Work to complete =
Go through the entries below and retype them exactly, omitting each picture.

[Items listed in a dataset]
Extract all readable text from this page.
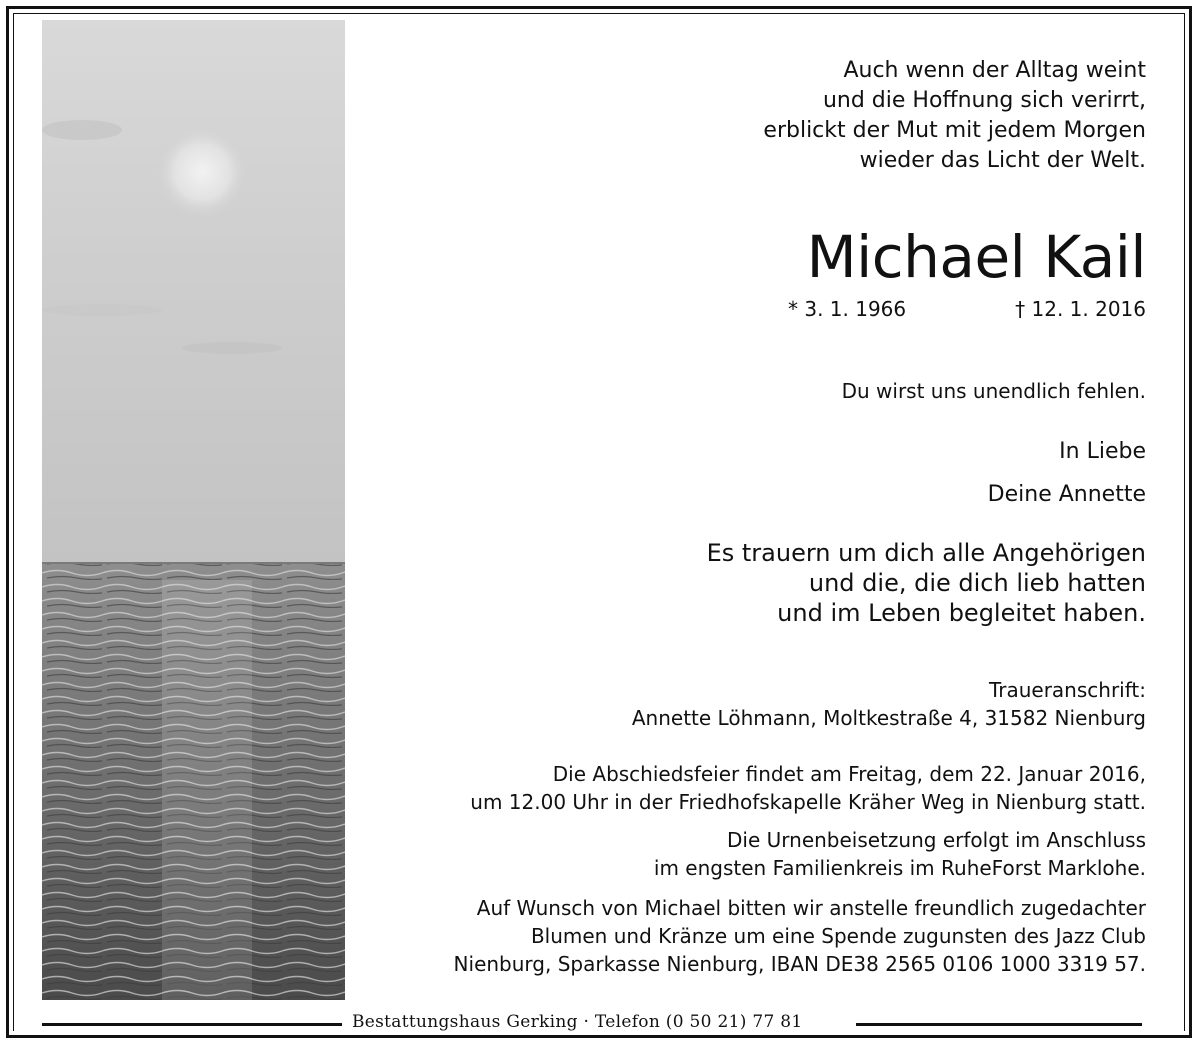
Auch wenn der Alltag weint
und die Hoffnung sich verirrt,
erblickt der Mut mit jedem Morgen
wieder das Licht der Welt.
Michael Kail
* 3. 1. 1966	† 12. 1. 2016
Du wirst uns unendlich fehlen.
In Liebe
Deine Annette
Es trauern um dich alle Angehörigen
und die, die dich lieb hatten
und im Leben begleitet haben.
Traueranschrift:
Annette Löhmann, Moltkestraße 4, 31582 Nienburg
Die Abschiedsfeier findet am Freitag, dem 22. Januar 2016,
um 12.00 Uhr in der Friedhofskapelle Kräher Weg in Nienburg statt.
Die Urnenbeisetzung erfolgt im Anschluss
im engsten Familienkreis im RuheForst Marklohe.
Auf Wunsch von Michael bitten wir anstelle freundlich zugedachter
Blumen und Kränze um eine Spende zugunsten des Jazz Club
Nienburg, Sparkasse Nienburg, IBAN DE38 2565 0106 1000 3319 57.
Bestattungshaus Gerking · Telefon (0 50 21) 77 81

Solution =
Extract all readable text from this page.
Auch wenn der Alltag weint
und die Hoffnung sich verirrt,
erblickt der Mut mit jedem Morgen
wieder das Licht der Welt.
Michael Kail
* 3. 1. 1966	† 12. 1. 2016
Du wirst uns unendlich fehlen.
In Liebe
Deine Annette
Es trauern um dich alle Angehörigen
und die, die dich lieb hatten
und im Leben begleitet haben.
Traueranschrift:
Annette Löhmann, Moltkestraße 4, 31582 Nienburg
Die Abschiedsfeier findet am Freitag, dem 22. Januar 2016,
um 12.00 Uhr in der Friedhofskapelle Kräher Weg in Nienburg statt.
Die Urnenbeisetzung erfolgt im Anschluss
im engsten Familienkreis im RuheForst Marklohe.
Auf Wunsch von Michael bitten wir anstelle freundlich zugedachter
Blumen und Kränze um eine Spende zugunsten des Jazz Club
Nienburg, Sparkasse Nienburg, IBAN DE38 2565 0106 1000 3319 57.
Bestattungshaus Gerking · Telefon (0 50 21) 77 81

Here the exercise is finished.